### [Entries from a dataset]
>> begin

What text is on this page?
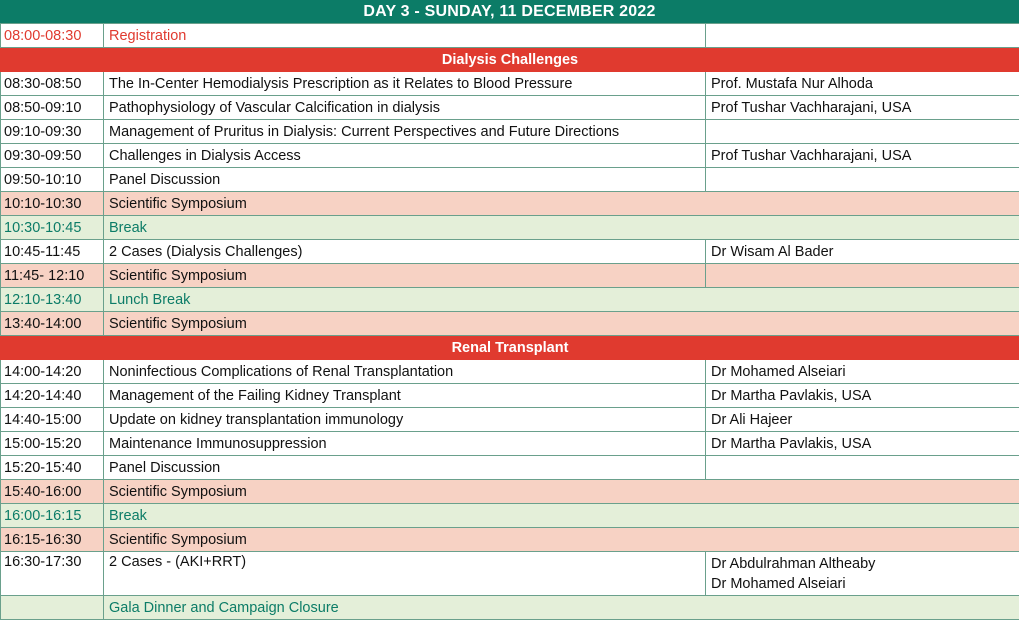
DAY 3 - SUNDAY, 11 DECEMBER 2022
08:00-08:30	Registration	
Dialysis Challenges		
08:30-08:50	The In-Center Hemodialysis Prescription as it Relates to Blood Pressure	Prof. Mustafa Nur Alhoda
08:50-09:10	Pathophysiology of Vascular Calcification in dialysis	Prof Tushar Vachharajani, USA
09:10-09:30	Management of Pruritus in Dialysis: Current Perspectives and Future Directions	
09:30-09:50	Challenges in Dialysis Access	Prof Tushar Vachharajani, USA
09:50-10:10	Panel Discussion	
10:10-10:30	Scientific Symposium	
10:30-10:45	Break	
10:45-11:45	2 Cases (Dialysis Challenges)	Dr Wisam Al Bader
11:45- 12:10	Scientific Symposium	
12:10-13:40	Lunch Break	
13:40-14:00	Scientific Symposium	
Renal Transplant		
14:00-14:20	Noninfectious Complications of Renal Transplantation	Dr Mohamed Alseiari
14:20-14:40	Management of the Failing Kidney Transplant	Dr Martha Pavlakis, USA
14:40-15:00	Update on kidney transplantation immunology	Dr Ali Hajeer
15:00-15:20	Maintenance Immunosuppression	Dr Martha Pavlakis, USA
15:20-15:40	Panel Discussion	
15:40-16:00	Scientific Symposium	
16:00-16:15	Break	
16:15-16:30	Scientific Symposium	
16:30-17:30	2 Cases - (AKI+RRT)	Dr Abdulrahman Altheaby
Dr Mohamed Alseiari

	Gala Dinner and Campaign Closure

>> end

### [Required work]
Copy out the data above exactly, except the pictures.

### [Exercise response]
What text is on this page?
DAY 3 - SUNDAY, 11 DECEMBER 2022
08:00-08:30	Registration	
Dialysis Challenges		
08:30-08:50	The In-Center Hemodialysis Prescription as it Relates to Blood Pressure	Prof. Mustafa Nur Alhoda
08:50-09:10	Pathophysiology of Vascular Calcification in dialysis	Prof Tushar Vachharajani, USA
09:10-09:30	Management of Pruritus in Dialysis: Current Perspectives and Future Directions	
09:30-09:50	Challenges in Dialysis Access	Prof Tushar Vachharajani, USA
09:50-10:10	Panel Discussion	
10:10-10:30	Scientific Symposium	
10:30-10:45	Break	
10:45-11:45	2 Cases (Dialysis Challenges)	Dr Wisam Al Bader
11:45- 12:10	Scientific Symposium	
12:10-13:40	Lunch Break	
13:40-14:00	Scientific Symposium	
Renal Transplant		
14:00-14:20	Noninfectious Complications of Renal Transplantation	Dr Mohamed Alseiari
14:20-14:40	Management of the Failing Kidney Transplant	Dr Martha Pavlakis, USA
14:40-15:00	Update on kidney transplantation immunology	Dr Ali Hajeer
15:00-15:20	Maintenance Immunosuppression	Dr Martha Pavlakis, USA
15:20-15:40	Panel Discussion	
15:40-16:00	Scientific Symposium	
16:00-16:15	Break	
16:15-16:30	Scientific Symposium	
16:30-17:30	2 Cases - (AKI+RRT)	Dr Abdulrahman Altheaby
Dr Mohamed Alseiari

	Gala Dinner and Campaign Closure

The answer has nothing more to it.